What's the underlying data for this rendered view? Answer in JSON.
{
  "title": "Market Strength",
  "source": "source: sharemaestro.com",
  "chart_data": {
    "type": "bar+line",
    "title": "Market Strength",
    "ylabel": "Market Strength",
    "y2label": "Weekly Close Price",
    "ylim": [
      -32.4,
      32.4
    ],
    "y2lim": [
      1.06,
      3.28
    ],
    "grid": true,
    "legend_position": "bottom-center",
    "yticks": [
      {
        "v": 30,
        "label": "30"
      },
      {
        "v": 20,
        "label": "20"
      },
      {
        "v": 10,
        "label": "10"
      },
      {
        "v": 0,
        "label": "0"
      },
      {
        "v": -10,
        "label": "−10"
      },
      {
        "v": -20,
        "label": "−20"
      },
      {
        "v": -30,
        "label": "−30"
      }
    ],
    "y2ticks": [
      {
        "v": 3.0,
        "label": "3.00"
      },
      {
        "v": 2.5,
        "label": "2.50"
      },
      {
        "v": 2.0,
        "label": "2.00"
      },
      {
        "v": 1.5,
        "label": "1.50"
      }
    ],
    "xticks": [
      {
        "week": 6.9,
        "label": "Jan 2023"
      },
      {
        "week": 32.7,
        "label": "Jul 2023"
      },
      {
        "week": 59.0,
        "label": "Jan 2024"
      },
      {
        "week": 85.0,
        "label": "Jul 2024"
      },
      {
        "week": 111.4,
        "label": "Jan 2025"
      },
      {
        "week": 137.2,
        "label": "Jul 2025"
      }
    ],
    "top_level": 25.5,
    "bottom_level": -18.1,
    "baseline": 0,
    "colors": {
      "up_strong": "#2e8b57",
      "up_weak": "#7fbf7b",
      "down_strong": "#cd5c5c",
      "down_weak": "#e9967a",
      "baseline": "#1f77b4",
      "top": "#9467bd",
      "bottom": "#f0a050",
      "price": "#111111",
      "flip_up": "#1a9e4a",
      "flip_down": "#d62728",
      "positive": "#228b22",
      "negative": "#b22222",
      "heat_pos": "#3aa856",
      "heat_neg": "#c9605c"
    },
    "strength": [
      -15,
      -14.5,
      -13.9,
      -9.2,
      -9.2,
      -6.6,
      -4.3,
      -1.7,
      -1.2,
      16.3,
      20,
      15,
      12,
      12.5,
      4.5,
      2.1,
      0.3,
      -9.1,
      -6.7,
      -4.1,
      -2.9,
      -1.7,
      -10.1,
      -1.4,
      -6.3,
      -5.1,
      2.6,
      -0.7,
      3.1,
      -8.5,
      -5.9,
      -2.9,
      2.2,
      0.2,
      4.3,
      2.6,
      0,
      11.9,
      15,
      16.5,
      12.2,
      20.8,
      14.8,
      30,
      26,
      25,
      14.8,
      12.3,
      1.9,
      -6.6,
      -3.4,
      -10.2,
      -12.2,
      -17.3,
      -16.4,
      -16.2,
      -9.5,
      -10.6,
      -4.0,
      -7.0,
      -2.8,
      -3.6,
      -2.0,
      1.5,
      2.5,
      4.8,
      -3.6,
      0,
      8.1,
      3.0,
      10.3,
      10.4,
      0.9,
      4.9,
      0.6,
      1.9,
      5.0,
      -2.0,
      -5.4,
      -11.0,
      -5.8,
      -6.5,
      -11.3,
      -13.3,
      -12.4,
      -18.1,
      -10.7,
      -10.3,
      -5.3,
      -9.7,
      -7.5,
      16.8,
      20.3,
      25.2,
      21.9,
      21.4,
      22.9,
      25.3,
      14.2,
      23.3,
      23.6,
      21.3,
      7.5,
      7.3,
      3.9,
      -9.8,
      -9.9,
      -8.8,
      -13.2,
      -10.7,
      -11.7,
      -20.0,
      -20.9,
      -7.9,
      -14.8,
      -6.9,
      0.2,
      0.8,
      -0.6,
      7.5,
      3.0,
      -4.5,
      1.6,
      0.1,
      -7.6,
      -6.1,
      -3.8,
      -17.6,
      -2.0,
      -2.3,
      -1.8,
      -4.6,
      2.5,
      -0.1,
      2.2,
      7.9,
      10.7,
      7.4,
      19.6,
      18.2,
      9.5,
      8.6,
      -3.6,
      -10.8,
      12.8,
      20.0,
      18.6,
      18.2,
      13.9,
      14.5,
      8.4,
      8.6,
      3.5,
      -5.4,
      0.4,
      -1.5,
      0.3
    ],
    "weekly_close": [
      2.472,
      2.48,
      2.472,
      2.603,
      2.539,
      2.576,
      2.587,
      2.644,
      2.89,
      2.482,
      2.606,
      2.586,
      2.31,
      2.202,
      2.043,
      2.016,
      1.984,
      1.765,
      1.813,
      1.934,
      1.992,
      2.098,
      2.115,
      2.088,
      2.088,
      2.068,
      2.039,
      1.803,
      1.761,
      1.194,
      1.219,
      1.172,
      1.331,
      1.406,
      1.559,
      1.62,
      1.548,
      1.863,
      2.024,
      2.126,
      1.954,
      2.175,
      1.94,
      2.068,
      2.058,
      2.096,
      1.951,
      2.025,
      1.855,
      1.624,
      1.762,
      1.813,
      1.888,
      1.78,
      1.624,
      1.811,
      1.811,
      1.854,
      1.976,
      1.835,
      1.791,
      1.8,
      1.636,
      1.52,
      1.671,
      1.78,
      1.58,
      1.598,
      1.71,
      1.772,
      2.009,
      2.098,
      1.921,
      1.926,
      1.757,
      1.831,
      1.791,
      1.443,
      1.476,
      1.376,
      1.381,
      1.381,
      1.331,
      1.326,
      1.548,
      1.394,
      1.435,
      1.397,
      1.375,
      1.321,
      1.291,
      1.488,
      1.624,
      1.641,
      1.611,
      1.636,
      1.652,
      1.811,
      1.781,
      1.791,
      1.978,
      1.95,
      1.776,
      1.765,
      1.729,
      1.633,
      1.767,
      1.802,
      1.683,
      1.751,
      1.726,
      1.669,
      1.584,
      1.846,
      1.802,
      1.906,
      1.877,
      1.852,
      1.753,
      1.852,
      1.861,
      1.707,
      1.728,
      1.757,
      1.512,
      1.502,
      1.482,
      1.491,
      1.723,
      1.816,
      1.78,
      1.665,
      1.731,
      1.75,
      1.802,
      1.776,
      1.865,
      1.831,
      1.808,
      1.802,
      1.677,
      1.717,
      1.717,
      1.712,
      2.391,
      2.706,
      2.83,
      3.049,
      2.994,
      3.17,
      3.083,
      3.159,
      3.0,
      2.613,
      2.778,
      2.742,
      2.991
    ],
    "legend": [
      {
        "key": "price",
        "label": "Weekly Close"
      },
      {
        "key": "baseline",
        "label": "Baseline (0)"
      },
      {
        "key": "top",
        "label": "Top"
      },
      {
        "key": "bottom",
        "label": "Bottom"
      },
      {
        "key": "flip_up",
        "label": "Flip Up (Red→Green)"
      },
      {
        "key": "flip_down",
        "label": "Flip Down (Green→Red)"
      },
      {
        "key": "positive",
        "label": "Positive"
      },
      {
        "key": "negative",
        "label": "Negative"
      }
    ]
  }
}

- [Exercise description]:
All of the records must be retyped exactly as they are.

- [Solution below]:
What's the underlying data for this rendered view? Answer in JSON.
{
  "title": "Market Strength",
  "source": "source: sharemaestro.com",
  "chart_data": {
    "type": "bar+line",
    "title": "Market Strength",
    "ylabel": "Market Strength",
    "y2label": "Weekly Close Price",
    "ylim": [
      -32.4,
      32.4
    ],
    "y2lim": [
      1.06,
      3.28
    ],
    "grid": true,
    "legend_position": "bottom-center",
    "yticks": [
      {
        "v": 30,
        "label": "30"
      },
      {
        "v": 20,
        "label": "20"
      },
      {
        "v": 10,
        "label": "10"
      },
      {
        "v": 0,
        "label": "0"
      },
      {
        "v": -10,
        "label": "−10"
      },
      {
        "v": -20,
        "label": "−20"
      },
      {
        "v": -30,
        "label": "−30"
      }
    ],
    "y2ticks": [
      {
        "v": 3.0,
        "label": "3.00"
      },
      {
        "v": 2.5,
        "label": "2.50"
      },
      {
        "v": 2.0,
        "label": "2.00"
      },
      {
        "v": 1.5,
        "label": "1.50"
      }
    ],
    "xticks": [
      {
        "week": 6.9,
        "label": "Jan 2023"
      },
      {
        "week": 32.7,
        "label": "Jul 2023"
      },
      {
        "week": 59.0,
        "label": "Jan 2024"
      },
      {
        "week": 85.0,
        "label": "Jul 2024"
      },
      {
        "week": 111.4,
        "label": "Jan 2025"
      },
      {
        "week": 137.2,
        "label": "Jul 2025"
      }
    ],
    "top_level": 25.5,
    "bottom_level": -18.1,
    "baseline": 0,
    "colors": {
      "up_strong": "#2e8b57",
      "up_weak": "#7fbf7b",
      "down_strong": "#cd5c5c",
      "down_weak": "#e9967a",
      "baseline": "#1f77b4",
      "top": "#9467bd",
      "bottom": "#f0a050",
      "price": "#111111",
      "flip_up": "#1a9e4a",
      "flip_down": "#d62728",
      "positive": "#228b22",
      "negative": "#b22222",
      "heat_pos": "#3aa856",
      "heat_neg": "#c9605c"
    },
    "strength": [
      -15,
      -14.5,
      -13.9,
      -9.2,
      -9.2,
      -6.6,
      -4.3,
      -1.7,
      -1.2,
      16.3,
      20,
      15,
      12,
      12.5,
      4.5,
      2.1,
      0.3,
      -9.1,
      -6.7,
      -4.1,
      -2.9,
      -1.7,
      -10.1,
      -1.4,
      -6.3,
      -5.1,
      2.6,
      -0.7,
      3.1,
      -8.5,
      -5.9,
      -2.9,
      2.2,
      0.2,
      4.3,
      2.6,
      0,
      11.9,
      15,
      16.5,
      12.2,
      20.8,
      14.8,
      30,
      26,
      25,
      14.8,
      12.3,
      1.9,
      -6.6,
      -3.4,
      -10.2,
      -12.2,
      -17.3,
      -16.4,
      -16.2,
      -9.5,
      -10.6,
      -4.0,
      -7.0,
      -2.8,
      -3.6,
      -2.0,
      1.5,
      2.5,
      4.8,
      -3.6,
      0,
      8.1,
      3.0,
      10.3,
      10.4,
      0.9,
      4.9,
      0.6,
      1.9,
      5.0,
      -2.0,
      -5.4,
      -11.0,
      -5.8,
      -6.5,
      -11.3,
      -13.3,
      -12.4,
      -18.1,
      -10.7,
      -10.3,
      -5.3,
      -9.7,
      -7.5,
      16.8,
      20.3,
      25.2,
      21.9,
      21.4,
      22.9,
      25.3,
      14.2,
      23.3,
      23.6,
      21.3,
      7.5,
      7.3,
      3.9,
      -9.8,
      -9.9,
      -8.8,
      -13.2,
      -10.7,
      -11.7,
      -20.0,
      -20.9,
      -7.9,
      -14.8,
      -6.9,
      0.2,
      0.8,
      -0.6,
      7.5,
      3.0,
      -4.5,
      1.6,
      0.1,
      -7.6,
      -6.1,
      -3.8,
      -17.6,
      -2.0,
      -2.3,
      -1.8,
      -4.6,
      2.5,
      -0.1,
      2.2,
      7.9,
      10.7,
      7.4,
      19.6,
      18.2,
      9.5,
      8.6,
      -3.6,
      -10.8,
      12.8,
      20.0,
      18.6,
      18.2,
      13.9,
      14.5,
      8.4,
      8.6,
      3.5,
      -5.4,
      0.4,
      -1.5,
      0.3
    ],
    "weekly_close": [
      2.472,
      2.48,
      2.472,
      2.603,
      2.539,
      2.576,
      2.587,
      2.644,
      2.89,
      2.482,
      2.606,
      2.586,
      2.31,
      2.202,
      2.043,
      2.016,
      1.984,
      1.765,
      1.813,
      1.934,
      1.992,
      2.098,
      2.115,
      2.088,
      2.088,
      2.068,
      2.039,
      1.803,
      1.761,
      1.194,
      1.219,
      1.172,
      1.331,
      1.406,
      1.559,
      1.62,
      1.548,
      1.863,
      2.024,
      2.126,
      1.954,
      2.175,
      1.94,
      2.068,
      2.058,
      2.096,
      1.951,
      2.025,
      1.855,
      1.624,
      1.762,
      1.813,
      1.888,
      1.78,
      1.624,
      1.811,
      1.811,
      1.854,
      1.976,
      1.835,
      1.791,
      1.8,
      1.636,
      1.52,
      1.671,
      1.78,
      1.58,
      1.598,
      1.71,
      1.772,
      2.009,
      2.098,
      1.921,
      1.926,
      1.757,
      1.831,
      1.791,
      1.443,
      1.476,
      1.376,
      1.381,
      1.381,
      1.331,
      1.326,
      1.548,
      1.394,
      1.435,
      1.397,
      1.375,
      1.321,
      1.291,
      1.488,
      1.624,
      1.641,
      1.611,
      1.636,
      1.652,
      1.811,
      1.781,
      1.791,
      1.978,
      1.95,
      1.776,
      1.765,
      1.729,
      1.633,
      1.767,
      1.802,
      1.683,
      1.751,
      1.726,
      1.669,
      1.584,
      1.846,
      1.802,
      1.906,
      1.877,
      1.852,
      1.753,
      1.852,
      1.861,
      1.707,
      1.728,
      1.757,
      1.512,
      1.502,
      1.482,
      1.491,
      1.723,
      1.816,
      1.78,
      1.665,
      1.731,
      1.75,
      1.802,
      1.776,
      1.865,
      1.831,
      1.808,
      1.802,
      1.677,
      1.717,
      1.717,
      1.712,
      2.391,
      2.706,
      2.83,
      3.049,
      2.994,
      3.17,
      3.083,
      3.159,
      3.0,
      2.613,
      2.778,
      2.742,
      2.991
    ],
    "legend": [
      {
        "key": "price",
        "label": "Weekly Close"
      },
      {
        "key": "baseline",
        "label": "Baseline (0)"
      },
      {
        "key": "top",
        "label": "Top"
      },
      {
        "key": "bottom",
        "label": "Bottom"
      },
      {
        "key": "flip_up",
        "label": "Flip Up (Red→Green)"
      },
      {
        "key": "flip_down",
        "label": "Flip Down (Green→Red)"
      },
      {
        "key": "positive",
        "label": "Positive"
      },
      {
        "key": "negative",
        "label": "Negative"
      }
    ]
  }
}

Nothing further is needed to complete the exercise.